▶ [THE TASK] Rewrite the records in the stretch from the line containing "What elements are" through the line containing "Height (cm): (Femur", changing "Equation" to "Formula" and leaving everything else as it is. Give only those lines, and omit the pictures.

▶ [STORED ROWS]
= = =

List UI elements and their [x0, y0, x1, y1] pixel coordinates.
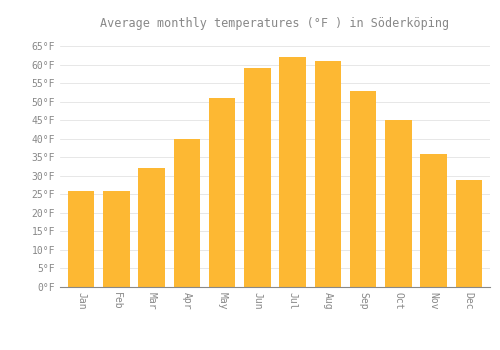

= = =

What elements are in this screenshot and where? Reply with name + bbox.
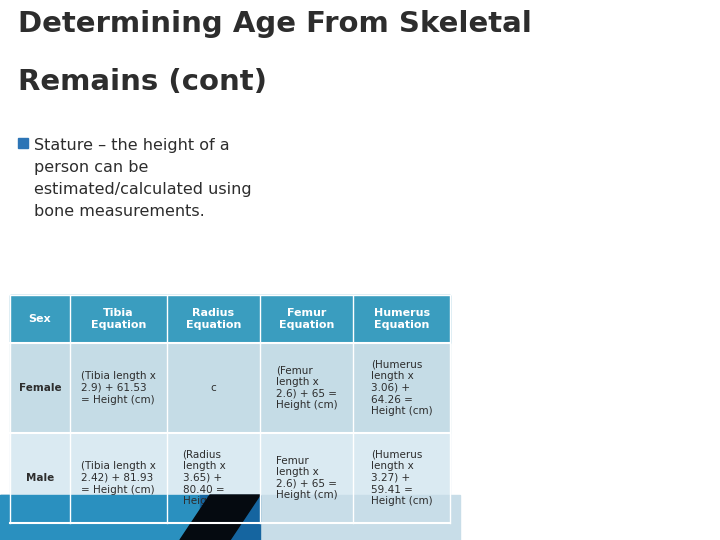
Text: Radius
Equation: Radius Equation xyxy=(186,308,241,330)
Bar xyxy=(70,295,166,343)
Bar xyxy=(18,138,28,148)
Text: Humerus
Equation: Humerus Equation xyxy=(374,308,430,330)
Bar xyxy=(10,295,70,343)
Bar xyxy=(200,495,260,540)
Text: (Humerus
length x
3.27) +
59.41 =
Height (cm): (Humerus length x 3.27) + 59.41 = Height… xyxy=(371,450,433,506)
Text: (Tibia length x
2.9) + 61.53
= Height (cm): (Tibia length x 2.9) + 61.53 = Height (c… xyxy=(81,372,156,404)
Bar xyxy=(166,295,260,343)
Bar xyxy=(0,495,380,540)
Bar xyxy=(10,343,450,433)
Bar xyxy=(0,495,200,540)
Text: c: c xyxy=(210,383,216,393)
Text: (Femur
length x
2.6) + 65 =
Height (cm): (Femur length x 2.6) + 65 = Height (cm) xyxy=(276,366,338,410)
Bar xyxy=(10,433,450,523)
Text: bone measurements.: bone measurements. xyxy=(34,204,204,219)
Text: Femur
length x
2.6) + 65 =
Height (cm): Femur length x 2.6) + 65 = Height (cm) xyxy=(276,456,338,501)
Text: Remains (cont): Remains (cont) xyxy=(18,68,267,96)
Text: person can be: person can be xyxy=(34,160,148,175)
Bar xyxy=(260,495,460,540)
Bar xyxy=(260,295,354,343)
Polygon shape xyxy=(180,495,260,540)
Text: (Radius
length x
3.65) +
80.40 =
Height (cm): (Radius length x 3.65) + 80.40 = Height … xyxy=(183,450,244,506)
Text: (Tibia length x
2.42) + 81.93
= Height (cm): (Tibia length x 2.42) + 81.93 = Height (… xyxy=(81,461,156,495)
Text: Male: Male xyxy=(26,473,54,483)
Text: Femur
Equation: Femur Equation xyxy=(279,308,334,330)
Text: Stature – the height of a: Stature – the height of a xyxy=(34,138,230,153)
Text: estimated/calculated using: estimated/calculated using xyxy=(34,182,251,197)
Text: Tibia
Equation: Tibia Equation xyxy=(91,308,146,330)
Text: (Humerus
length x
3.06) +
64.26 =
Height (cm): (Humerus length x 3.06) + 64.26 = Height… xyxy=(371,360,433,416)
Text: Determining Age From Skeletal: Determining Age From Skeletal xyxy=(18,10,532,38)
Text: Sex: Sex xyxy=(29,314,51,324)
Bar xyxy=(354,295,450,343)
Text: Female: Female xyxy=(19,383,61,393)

= = =

▶ [THE SOLUTION]
What elements are in this screenshot and where? Reply with name + bbox.
Text: Radius
Formula: Radius Formula xyxy=(186,308,241,330)
Bar xyxy=(70,295,166,343)
Bar xyxy=(18,138,28,148)
Text: Humerus
Formula: Humerus Formula xyxy=(374,308,430,330)
Bar xyxy=(10,295,70,343)
Bar xyxy=(200,495,260,540)
Text: (Humerus
length x
3.27) +
59.41 =
Height (cm): (Humerus length x 3.27) + 59.41 = Height… xyxy=(371,450,433,506)
Text: (Tibia length x
2.9) + 61.53
= Height (cm): (Tibia length x 2.9) + 61.53 = Height (c… xyxy=(81,372,156,404)
Bar xyxy=(166,295,260,343)
Bar xyxy=(0,495,380,540)
Bar xyxy=(10,343,450,433)
Bar xyxy=(0,495,200,540)
Text: c: c xyxy=(210,383,216,393)
Text: (Femur
length x
2.6) + 65 =
Height (cm): (Femur length x 2.6) + 65 = Height (cm) xyxy=(276,366,338,410)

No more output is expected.